■ **To do**: Write out the listing beneath this instruction in its entirety, exactly as it reads.
───── Source data
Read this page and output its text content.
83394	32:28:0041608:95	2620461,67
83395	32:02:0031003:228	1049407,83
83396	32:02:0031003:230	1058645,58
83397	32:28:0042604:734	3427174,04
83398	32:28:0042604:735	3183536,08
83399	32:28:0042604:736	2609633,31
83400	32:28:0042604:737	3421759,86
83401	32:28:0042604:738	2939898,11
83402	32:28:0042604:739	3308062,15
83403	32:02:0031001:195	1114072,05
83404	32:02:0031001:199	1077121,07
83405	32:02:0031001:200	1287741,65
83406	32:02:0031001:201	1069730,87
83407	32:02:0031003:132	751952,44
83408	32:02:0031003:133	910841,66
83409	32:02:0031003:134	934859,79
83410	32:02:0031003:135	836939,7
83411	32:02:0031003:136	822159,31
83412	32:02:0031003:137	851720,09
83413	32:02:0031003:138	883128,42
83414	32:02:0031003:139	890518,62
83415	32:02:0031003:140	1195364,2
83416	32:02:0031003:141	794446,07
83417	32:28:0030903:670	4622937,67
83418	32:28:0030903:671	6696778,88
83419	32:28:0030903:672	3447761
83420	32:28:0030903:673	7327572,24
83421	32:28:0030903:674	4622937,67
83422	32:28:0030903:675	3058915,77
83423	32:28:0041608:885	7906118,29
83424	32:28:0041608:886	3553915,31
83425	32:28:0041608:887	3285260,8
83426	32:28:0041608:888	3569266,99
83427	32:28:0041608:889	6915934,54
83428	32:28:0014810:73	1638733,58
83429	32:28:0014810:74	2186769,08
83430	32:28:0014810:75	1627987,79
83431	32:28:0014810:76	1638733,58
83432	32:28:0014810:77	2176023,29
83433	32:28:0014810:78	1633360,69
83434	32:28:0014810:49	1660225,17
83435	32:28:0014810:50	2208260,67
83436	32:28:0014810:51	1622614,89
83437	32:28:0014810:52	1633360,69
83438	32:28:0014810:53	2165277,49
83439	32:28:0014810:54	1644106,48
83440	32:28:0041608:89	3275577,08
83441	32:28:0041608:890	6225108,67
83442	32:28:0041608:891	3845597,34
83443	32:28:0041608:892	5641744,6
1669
──────────
■ **Task output**:
Read this page and output its text content.
83394	32:28:0041608:95	2620461,67
83395	32:02:0031003:228	1049407,83
83396	32:02:0031003:230	1058645,58
83397	32:28:0042604:734	3427174,04
83398	32:28:0042604:735	3183536,08
83399	32:28:0042604:736	2609633,31
83400	32:28:0042604:737	3421759,86
83401	32:28:0042604:738	2939898,11
83402	32:28:0042604:739	3308062,15
83403	32:02:0031001:195	1114072,05
83404	32:02:0031001:199	1077121,07
83405	32:02:0031001:200	1287741,65
83406	32:02:0031001:201	1069730,87
83407	32:02:0031003:132	751952,44
83408	32:02:0031003:133	910841,66
83409	32:02:0031003:134	934859,79
83410	32:02:0031003:135	836939,7
83411	32:02:0031003:136	822159,31
83412	32:02:0031003:137	851720,09
83413	32:02:0031003:138	883128,42
83414	32:02:0031003:139	890518,62
83415	32:02:0031003:140	1195364,2
83416	32:02:0031003:141	794446,07
83417	32:28:0030903:670	4622937,67
83418	32:28:0030903:671	6696778,88
83419	32:28:0030903:672	3447761
83420	32:28:0030903:673	7327572,24
83421	32:28:0030903:674	4622937,67
83422	32:28:0030903:675	3058915,77
83423	32:28:0041608:885	7906118,29
83424	32:28:0041608:886	3553915,31
83425	32:28:0041608:887	3285260,8
83426	32:28:0041608:888	3569266,99
83427	32:28:0041608:889	6915934,54
83428	32:28:0014810:73	1638733,58
83429	32:28:0014810:74	2186769,08
83430	32:28:0014810:75	1627987,79
83431	32:28:0014810:76	1638733,58
83432	32:28:0014810:77	2176023,29
83433	32:28:0014810:78	1633360,69
83434	32:28:0014810:49	1660225,17
83435	32:28:0014810:50	2208260,67
83436	32:28:0014810:51	1622614,89
83437	32:28:0014810:52	1633360,69
83438	32:28:0014810:53	2165277,49
83439	32:28:0014810:54	1644106,48
83440	32:28:0041608:89	3275577,08
83441	32:28:0041608:890	6225108,67
83442	32:28:0041608:891	3845597,34
83443	32:28:0041608:892	5641744,6
1669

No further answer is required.